>> start Data lines
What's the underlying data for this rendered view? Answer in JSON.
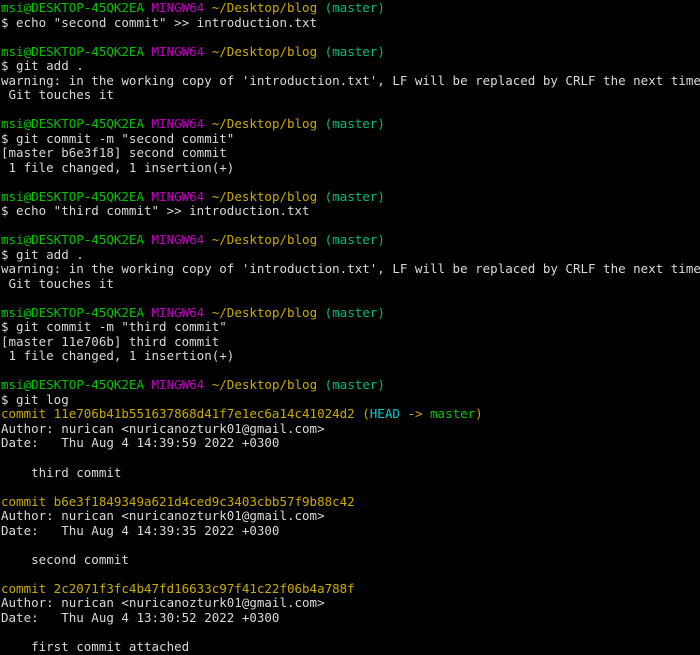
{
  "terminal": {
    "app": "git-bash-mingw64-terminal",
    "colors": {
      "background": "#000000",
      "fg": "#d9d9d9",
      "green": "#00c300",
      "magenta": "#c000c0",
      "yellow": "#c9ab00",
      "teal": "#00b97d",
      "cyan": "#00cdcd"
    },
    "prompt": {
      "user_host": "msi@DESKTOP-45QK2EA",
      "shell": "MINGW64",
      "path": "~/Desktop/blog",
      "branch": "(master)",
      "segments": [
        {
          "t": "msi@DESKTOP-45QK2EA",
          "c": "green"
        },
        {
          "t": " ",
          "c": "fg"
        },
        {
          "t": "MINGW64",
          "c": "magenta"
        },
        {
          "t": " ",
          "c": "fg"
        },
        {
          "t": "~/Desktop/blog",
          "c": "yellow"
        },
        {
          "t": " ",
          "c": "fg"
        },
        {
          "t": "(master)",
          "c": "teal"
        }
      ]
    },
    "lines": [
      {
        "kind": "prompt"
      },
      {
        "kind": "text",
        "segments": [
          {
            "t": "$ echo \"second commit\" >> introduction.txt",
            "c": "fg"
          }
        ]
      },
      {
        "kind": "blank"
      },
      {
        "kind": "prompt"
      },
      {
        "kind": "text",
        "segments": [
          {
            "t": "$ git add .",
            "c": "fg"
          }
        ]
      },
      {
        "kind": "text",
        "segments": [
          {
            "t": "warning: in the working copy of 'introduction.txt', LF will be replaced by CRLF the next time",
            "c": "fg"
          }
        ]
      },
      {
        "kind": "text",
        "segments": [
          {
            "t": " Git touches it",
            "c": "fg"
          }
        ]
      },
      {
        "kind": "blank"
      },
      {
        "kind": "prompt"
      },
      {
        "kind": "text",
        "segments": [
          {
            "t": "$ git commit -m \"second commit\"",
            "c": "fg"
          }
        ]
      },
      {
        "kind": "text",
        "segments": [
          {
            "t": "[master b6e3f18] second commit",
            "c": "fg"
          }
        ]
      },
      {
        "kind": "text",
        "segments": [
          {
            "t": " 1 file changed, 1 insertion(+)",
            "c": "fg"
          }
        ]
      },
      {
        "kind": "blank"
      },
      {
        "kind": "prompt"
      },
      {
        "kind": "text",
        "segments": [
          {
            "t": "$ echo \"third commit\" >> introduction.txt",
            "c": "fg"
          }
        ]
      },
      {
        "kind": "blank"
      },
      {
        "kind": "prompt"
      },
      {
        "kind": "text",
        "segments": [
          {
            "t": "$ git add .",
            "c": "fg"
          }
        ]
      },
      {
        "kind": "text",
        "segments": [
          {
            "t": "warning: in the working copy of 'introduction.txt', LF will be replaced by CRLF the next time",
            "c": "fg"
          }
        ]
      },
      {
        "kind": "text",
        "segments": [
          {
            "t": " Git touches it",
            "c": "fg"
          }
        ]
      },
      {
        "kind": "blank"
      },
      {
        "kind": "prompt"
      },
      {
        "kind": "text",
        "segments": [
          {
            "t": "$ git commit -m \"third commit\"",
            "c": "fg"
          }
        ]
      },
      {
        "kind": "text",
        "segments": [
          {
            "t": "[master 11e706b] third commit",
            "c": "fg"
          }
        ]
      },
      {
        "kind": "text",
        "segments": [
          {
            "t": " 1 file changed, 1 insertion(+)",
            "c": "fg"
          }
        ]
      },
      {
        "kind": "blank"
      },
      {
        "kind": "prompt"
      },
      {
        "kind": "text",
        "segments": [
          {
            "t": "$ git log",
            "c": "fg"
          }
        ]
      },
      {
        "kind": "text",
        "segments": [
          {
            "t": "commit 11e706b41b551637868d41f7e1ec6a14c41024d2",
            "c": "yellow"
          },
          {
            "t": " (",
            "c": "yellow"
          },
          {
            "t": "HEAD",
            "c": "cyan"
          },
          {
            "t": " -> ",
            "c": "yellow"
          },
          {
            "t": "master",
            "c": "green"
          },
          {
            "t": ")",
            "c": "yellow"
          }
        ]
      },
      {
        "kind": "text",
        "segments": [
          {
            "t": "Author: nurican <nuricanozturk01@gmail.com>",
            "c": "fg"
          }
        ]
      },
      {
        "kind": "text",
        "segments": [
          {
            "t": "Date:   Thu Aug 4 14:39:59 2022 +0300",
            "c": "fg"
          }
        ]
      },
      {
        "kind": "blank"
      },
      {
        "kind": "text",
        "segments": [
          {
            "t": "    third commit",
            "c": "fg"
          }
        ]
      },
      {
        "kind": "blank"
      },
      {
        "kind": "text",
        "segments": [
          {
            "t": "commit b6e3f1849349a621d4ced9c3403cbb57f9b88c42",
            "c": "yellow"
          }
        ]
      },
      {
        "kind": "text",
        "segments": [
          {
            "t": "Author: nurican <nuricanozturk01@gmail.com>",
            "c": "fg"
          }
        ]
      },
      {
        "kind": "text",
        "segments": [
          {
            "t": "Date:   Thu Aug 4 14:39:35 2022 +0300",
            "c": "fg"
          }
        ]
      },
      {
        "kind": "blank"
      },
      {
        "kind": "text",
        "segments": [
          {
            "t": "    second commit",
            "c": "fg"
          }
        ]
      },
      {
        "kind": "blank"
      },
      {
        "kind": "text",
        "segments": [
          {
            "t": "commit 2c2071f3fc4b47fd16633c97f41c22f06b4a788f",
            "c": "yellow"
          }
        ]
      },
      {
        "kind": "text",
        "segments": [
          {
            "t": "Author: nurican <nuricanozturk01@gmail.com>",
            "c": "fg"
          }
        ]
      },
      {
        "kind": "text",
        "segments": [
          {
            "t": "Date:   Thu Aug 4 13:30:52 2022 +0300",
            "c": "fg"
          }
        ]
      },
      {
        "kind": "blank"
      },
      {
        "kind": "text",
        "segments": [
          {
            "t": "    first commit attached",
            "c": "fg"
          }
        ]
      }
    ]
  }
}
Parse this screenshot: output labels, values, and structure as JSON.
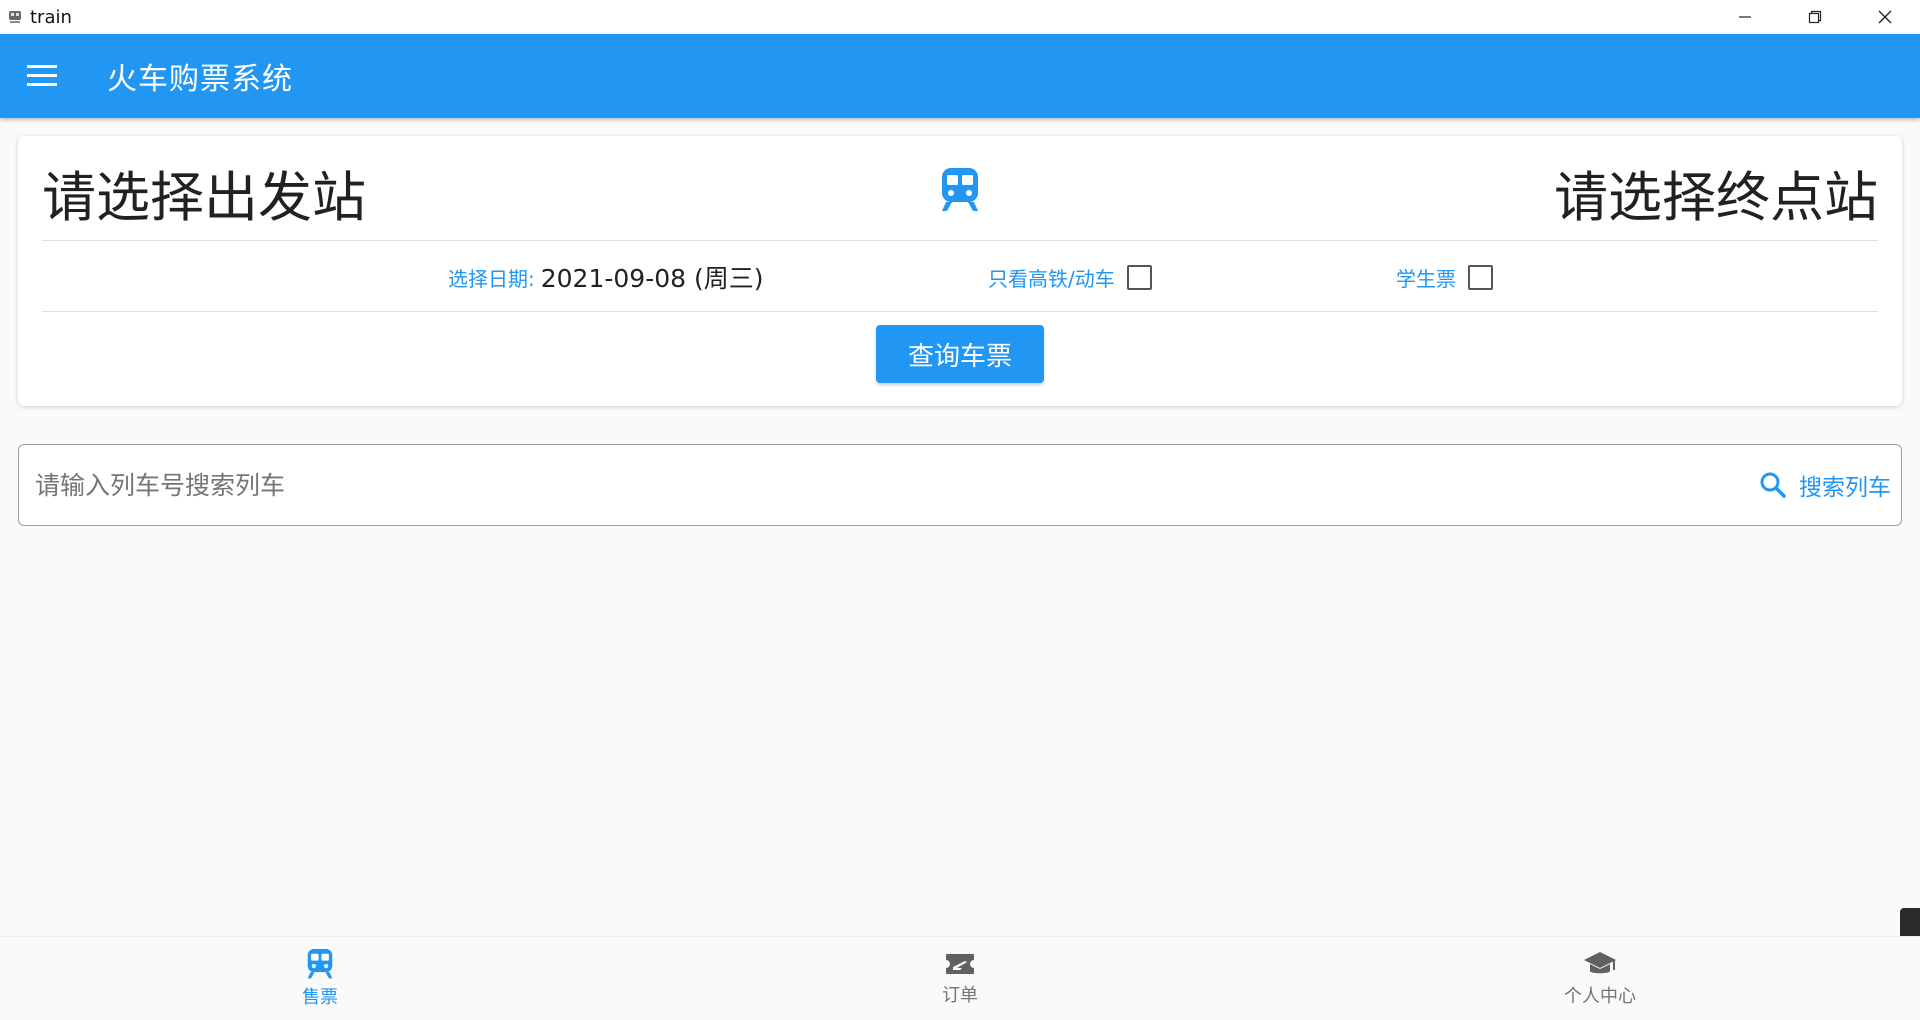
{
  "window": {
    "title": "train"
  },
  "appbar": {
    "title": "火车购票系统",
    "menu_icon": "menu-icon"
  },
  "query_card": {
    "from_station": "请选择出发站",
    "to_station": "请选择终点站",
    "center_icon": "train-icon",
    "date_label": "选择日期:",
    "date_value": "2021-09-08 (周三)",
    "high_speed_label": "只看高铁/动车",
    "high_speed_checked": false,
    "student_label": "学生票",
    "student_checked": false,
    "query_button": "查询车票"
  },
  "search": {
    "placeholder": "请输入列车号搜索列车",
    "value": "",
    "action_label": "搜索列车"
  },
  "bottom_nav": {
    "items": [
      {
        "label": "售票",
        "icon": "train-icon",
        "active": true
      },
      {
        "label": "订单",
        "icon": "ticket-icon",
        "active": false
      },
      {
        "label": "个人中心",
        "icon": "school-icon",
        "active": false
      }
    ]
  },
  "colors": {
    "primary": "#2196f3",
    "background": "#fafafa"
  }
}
>> end Data lines
>> start Data lines
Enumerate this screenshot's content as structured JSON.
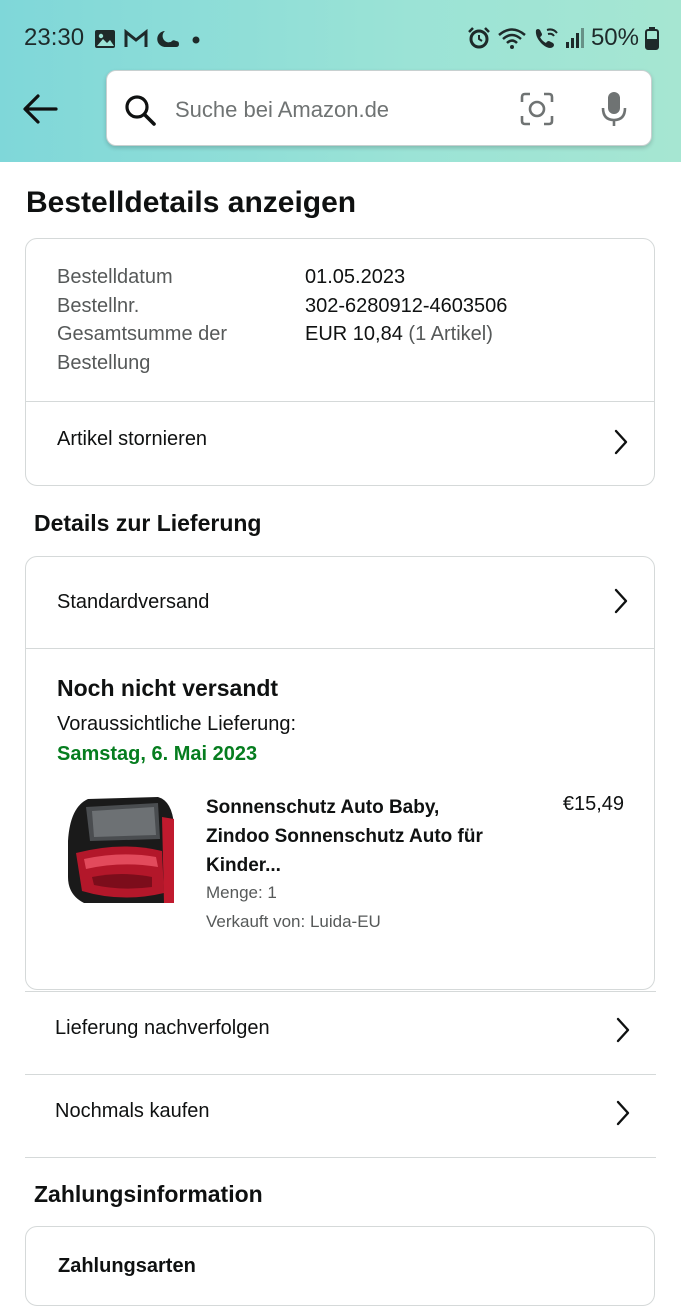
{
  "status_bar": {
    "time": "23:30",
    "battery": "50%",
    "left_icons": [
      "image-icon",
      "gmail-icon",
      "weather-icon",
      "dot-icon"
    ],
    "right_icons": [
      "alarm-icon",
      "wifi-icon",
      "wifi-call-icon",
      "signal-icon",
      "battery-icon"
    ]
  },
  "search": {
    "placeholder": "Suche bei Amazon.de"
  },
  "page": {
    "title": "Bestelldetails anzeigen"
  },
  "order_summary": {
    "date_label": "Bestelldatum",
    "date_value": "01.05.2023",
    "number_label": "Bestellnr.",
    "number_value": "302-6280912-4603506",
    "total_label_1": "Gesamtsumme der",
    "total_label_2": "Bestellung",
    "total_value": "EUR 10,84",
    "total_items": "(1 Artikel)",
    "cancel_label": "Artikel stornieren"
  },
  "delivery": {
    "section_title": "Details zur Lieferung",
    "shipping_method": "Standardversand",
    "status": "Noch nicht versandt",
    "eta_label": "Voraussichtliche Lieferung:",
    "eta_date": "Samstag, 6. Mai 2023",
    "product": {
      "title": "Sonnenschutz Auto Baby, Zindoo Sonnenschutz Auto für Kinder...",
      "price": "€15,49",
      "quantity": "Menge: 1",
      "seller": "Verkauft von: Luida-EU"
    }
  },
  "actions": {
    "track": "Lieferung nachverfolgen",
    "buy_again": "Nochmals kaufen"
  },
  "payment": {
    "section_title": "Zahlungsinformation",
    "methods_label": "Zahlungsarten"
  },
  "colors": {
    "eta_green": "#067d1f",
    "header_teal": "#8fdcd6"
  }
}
>> end Data lines
>> start Data lines
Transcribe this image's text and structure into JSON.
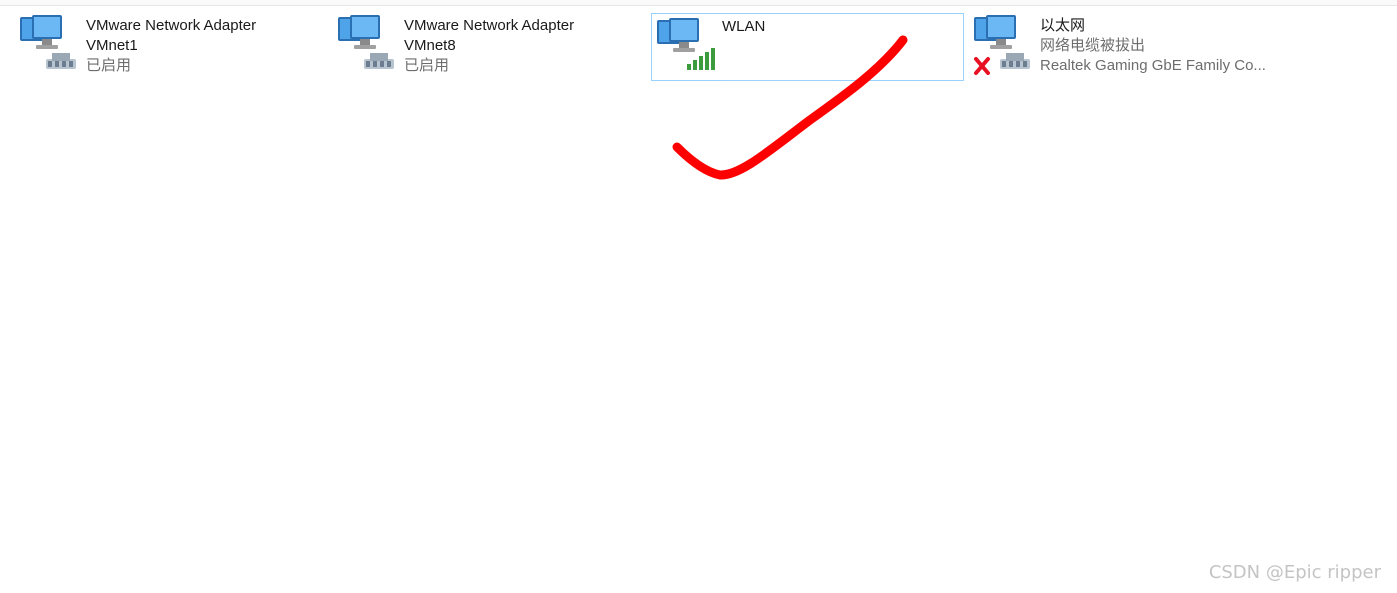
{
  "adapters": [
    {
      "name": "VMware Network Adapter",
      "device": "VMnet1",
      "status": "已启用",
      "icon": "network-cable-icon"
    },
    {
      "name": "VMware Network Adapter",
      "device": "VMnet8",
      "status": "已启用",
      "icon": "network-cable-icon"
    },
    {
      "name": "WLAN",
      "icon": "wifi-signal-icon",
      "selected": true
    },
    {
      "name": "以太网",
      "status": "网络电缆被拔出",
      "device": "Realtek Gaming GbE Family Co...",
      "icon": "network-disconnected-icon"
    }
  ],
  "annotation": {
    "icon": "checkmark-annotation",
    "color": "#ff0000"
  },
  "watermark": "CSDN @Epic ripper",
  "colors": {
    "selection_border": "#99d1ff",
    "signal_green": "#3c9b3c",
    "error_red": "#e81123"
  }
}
>> end Data lines
In the entries above, find each line with the string "JSON" and copy it.

What's the underlying data for this rendered view? Answer in JSON.
Parse this screenshot: output labels, values, and structure as JSON.
Enumerate this screenshot's content as structured JSON.
Transcribe this image's text and structure into JSON.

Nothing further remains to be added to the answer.